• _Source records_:
____________________

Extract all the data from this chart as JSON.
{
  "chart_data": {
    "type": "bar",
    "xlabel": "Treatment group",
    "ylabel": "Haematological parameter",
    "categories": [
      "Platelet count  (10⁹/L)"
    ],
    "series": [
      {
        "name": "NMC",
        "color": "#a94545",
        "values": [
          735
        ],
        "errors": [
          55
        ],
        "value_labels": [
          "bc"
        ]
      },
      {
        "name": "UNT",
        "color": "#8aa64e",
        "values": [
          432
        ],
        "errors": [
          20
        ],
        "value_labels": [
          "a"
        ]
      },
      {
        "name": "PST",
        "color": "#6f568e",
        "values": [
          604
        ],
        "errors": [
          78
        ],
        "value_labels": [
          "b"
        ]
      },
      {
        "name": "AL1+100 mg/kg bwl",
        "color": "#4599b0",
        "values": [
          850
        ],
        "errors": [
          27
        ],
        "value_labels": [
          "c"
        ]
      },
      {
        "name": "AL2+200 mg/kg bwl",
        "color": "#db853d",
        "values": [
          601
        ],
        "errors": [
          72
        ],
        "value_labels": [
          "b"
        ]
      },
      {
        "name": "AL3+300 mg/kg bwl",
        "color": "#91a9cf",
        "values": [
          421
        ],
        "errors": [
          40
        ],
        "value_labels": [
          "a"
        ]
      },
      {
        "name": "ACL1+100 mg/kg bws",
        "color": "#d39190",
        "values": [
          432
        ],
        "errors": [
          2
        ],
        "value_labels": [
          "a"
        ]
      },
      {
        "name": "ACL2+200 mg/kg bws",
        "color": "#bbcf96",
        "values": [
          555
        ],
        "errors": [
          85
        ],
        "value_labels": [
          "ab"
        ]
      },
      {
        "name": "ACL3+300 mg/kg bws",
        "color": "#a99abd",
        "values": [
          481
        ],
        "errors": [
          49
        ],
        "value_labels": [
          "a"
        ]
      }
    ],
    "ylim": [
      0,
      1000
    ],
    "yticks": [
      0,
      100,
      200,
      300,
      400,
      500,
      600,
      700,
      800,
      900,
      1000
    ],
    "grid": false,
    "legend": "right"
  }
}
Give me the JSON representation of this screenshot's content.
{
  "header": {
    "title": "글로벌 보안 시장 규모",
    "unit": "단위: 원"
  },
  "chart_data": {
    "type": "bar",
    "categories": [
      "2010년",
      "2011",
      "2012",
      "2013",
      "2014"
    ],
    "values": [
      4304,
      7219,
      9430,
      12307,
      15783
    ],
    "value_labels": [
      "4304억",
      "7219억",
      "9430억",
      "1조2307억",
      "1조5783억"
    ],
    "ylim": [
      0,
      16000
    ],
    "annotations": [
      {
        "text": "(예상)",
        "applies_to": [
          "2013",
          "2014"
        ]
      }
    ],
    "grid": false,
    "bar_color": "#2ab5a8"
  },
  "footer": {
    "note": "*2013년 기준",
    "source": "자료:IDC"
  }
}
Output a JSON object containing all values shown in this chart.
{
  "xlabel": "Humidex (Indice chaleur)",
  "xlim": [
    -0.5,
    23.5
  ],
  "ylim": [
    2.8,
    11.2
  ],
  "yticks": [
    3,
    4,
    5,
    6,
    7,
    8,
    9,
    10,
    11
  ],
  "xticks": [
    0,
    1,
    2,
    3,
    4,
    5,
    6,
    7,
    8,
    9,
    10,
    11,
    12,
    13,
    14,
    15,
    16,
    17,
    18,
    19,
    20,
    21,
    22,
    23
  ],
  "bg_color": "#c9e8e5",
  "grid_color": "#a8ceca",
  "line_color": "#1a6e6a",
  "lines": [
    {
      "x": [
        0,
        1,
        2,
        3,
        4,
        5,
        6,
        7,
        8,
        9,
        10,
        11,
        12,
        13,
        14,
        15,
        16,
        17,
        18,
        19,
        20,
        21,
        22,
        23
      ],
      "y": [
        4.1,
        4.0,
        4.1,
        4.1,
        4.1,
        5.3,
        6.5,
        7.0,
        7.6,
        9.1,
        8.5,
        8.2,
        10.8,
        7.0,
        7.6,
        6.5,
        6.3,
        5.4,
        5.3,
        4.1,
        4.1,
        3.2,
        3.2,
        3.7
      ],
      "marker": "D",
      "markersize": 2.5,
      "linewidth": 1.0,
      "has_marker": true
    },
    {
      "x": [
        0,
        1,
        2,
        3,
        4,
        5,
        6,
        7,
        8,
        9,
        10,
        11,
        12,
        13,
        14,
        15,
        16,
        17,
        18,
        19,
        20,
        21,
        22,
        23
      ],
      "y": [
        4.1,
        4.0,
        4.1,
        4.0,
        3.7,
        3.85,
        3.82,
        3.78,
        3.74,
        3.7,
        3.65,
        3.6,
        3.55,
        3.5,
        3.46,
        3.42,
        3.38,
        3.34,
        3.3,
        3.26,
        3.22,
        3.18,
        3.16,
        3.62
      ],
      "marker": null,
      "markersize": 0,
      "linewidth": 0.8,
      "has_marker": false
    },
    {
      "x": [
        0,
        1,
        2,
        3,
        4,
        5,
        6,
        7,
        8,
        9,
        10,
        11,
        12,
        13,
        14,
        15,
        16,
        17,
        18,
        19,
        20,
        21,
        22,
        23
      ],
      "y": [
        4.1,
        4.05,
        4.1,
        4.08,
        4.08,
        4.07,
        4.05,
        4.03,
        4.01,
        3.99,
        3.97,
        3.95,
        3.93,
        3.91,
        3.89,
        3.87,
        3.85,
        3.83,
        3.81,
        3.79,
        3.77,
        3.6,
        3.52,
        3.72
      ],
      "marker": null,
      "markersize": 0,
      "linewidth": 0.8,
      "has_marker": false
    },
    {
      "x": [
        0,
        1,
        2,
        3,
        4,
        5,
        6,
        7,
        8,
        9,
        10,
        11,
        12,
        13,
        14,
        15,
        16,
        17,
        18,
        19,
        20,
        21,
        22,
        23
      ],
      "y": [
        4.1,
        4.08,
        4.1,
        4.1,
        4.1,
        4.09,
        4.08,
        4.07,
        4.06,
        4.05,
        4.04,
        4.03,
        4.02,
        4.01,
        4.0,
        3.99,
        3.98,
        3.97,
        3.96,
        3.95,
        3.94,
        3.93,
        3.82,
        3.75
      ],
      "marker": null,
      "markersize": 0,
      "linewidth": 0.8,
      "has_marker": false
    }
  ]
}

____________________

• _TASK BRIEF_: All of the material must be reproduced exactly.

• _EXERCISE RESULT_:
Extract all the data from this chart as JSON.
{
  "chart_data": {
    "type": "bar",
    "xlabel": "Treatment group",
    "ylabel": "Haematological parameter",
    "categories": [
      "Platelet count  (10⁹/L)"
    ],
    "series": [
      {
        "name": "NMC",
        "color": "#a94545",
        "values": [
          735
        ],
        "errors": [
          55
        ],
        "value_labels": [
          "bc"
        ]
      },
      {
        "name": "UNT",
        "color": "#8aa64e",
        "values": [
          432
        ],
        "errors": [
          20
        ],
        "value_labels": [
          "a"
        ]
      },
      {
        "name": "PST",
        "color": "#6f568e",
        "values": [
          604
        ],
        "errors": [
          78
        ],
        "value_labels": [
          "b"
        ]
      },
      {
        "name": "AL1+100 mg/kg bwl",
        "color": "#4599b0",
        "values": [
          850
        ],
        "errors": [
          27
        ],
        "value_labels": [
          "c"
        ]
      },
      {
        "name": "AL2+200 mg/kg bwl",
        "color": "#db853d",
        "values": [
          601
        ],
        "errors": [
          72
        ],
        "value_labels": [
          "b"
        ]
      },
      {
        "name": "AL3+300 mg/kg bwl",
        "color": "#91a9cf",
        "values": [
          421
        ],
        "errors": [
          40
        ],
        "value_labels": [
          "a"
        ]
      },
      {
        "name": "ACL1+100 mg/kg bws",
        "color": "#d39190",
        "values": [
          432
        ],
        "errors": [
          2
        ],
        "value_labels": [
          "a"
        ]
      },
      {
        "name": "ACL2+200 mg/kg bws",
        "color": "#bbcf96",
        "values": [
          555
        ],
        "errors": [
          85
        ],
        "value_labels": [
          "ab"
        ]
      },
      {
        "name": "ACL3+300 mg/kg bws",
        "color": "#a99abd",
        "values": [
          481
        ],
        "errors": [
          49
        ],
        "value_labels": [
          "a"
        ]
      }
    ],
    "ylim": [
      0,
      1000
    ],
    "yticks": [
      0,
      100,
      200,
      300,
      400,
      500,
      600,
      700,
      800,
      900,
      1000
    ],
    "grid": false,
    "legend": "right"
  }
}
Give me the JSON representation of this screenshot's content.
{
  "header": {
    "title": "글로벌 보안 시장 규모",
    "unit": "단위: 원"
  },
  "chart_data": {
    "type": "bar",
    "categories": [
      "2010년",
      "2011",
      "2012",
      "2013",
      "2014"
    ],
    "values": [
      4304,
      7219,
      9430,
      12307,
      15783
    ],
    "value_labels": [
      "4304억",
      "7219억",
      "9430억",
      "1조2307억",
      "1조5783억"
    ],
    "ylim": [
      0,
      16000
    ],
    "annotations": [
      {
        "text": "(예상)",
        "applies_to": [
          "2013",
          "2014"
        ]
      }
    ],
    "grid": false,
    "bar_color": "#2ab5a8"
  },
  "footer": {
    "note": "*2013년 기준",
    "source": "자료:IDC"
  }
}
Output a JSON object containing all values shown in this chart.
{
  "xlabel": "Humidex (Indice chaleur)",
  "xlim": [
    -0.5,
    23.5
  ],
  "ylim": [
    2.8,
    11.2
  ],
  "yticks": [
    3,
    4,
    5,
    6,
    7,
    8,
    9,
    10,
    11
  ],
  "xticks": [
    0,
    1,
    2,
    3,
    4,
    5,
    6,
    7,
    8,
    9,
    10,
    11,
    12,
    13,
    14,
    15,
    16,
    17,
    18,
    19,
    20,
    21,
    22,
    23
  ],
  "bg_color": "#c9e8e5",
  "grid_color": "#a8ceca",
  "line_color": "#1a6e6a",
  "lines": [
    {
      "x": [
        0,
        1,
        2,
        3,
        4,
        5,
        6,
        7,
        8,
        9,
        10,
        11,
        12,
        13,
        14,
        15,
        16,
        17,
        18,
        19,
        20,
        21,
        22,
        23
      ],
      "y": [
        4.1,
        4.0,
        4.1,
        4.1,
        4.1,
        5.3,
        6.5,
        7.0,
        7.6,
        9.1,
        8.5,
        8.2,
        10.8,
        7.0,
        7.6,
        6.5,
        6.3,
        5.4,
        5.3,
        4.1,
        4.1,
        3.2,
        3.2,
        3.7
      ],
      "marker": "D",
      "markersize": 2.5,
      "linewidth": 1.0,
      "has_marker": true
    },
    {
      "x": [
        0,
        1,
        2,
        3,
        4,
        5,
        6,
        7,
        8,
        9,
        10,
        11,
        12,
        13,
        14,
        15,
        16,
        17,
        18,
        19,
        20,
        21,
        22,
        23
      ],
      "y": [
        4.1,
        4.0,
        4.1,
        4.0,
        3.7,
        3.85,
        3.82,
        3.78,
        3.74,
        3.7,
        3.65,
        3.6,
        3.55,
        3.5,
        3.46,
        3.42,
        3.38,
        3.34,
        3.3,
        3.26,
        3.22,
        3.18,
        3.16,
        3.62
      ],
      "marker": null,
      "markersize": 0,
      "linewidth": 0.8,
      "has_marker": false
    },
    {
      "x": [
        0,
        1,
        2,
        3,
        4,
        5,
        6,
        7,
        8,
        9,
        10,
        11,
        12,
        13,
        14,
        15,
        16,
        17,
        18,
        19,
        20,
        21,
        22,
        23
      ],
      "y": [
        4.1,
        4.05,
        4.1,
        4.08,
        4.08,
        4.07,
        4.05,
        4.03,
        4.01,
        3.99,
        3.97,
        3.95,
        3.93,
        3.91,
        3.89,
        3.87,
        3.85,
        3.83,
        3.81,
        3.79,
        3.77,
        3.6,
        3.52,
        3.72
      ],
      "marker": null,
      "markersize": 0,
      "linewidth": 0.8,
      "has_marker": false
    },
    {
      "x": [
        0,
        1,
        2,
        3,
        4,
        5,
        6,
        7,
        8,
        9,
        10,
        11,
        12,
        13,
        14,
        15,
        16,
        17,
        18,
        19,
        20,
        21,
        22,
        23
      ],
      "y": [
        4.1,
        4.08,
        4.1,
        4.1,
        4.1,
        4.09,
        4.08,
        4.07,
        4.06,
        4.05,
        4.04,
        4.03,
        4.02,
        4.01,
        4.0,
        3.99,
        3.98,
        3.97,
        3.96,
        3.95,
        3.94,
        3.93,
        3.82,
        3.75
      ],
      "marker": null,
      "markersize": 0,
      "linewidth": 0.8,
      "has_marker": false
    }
  ]
}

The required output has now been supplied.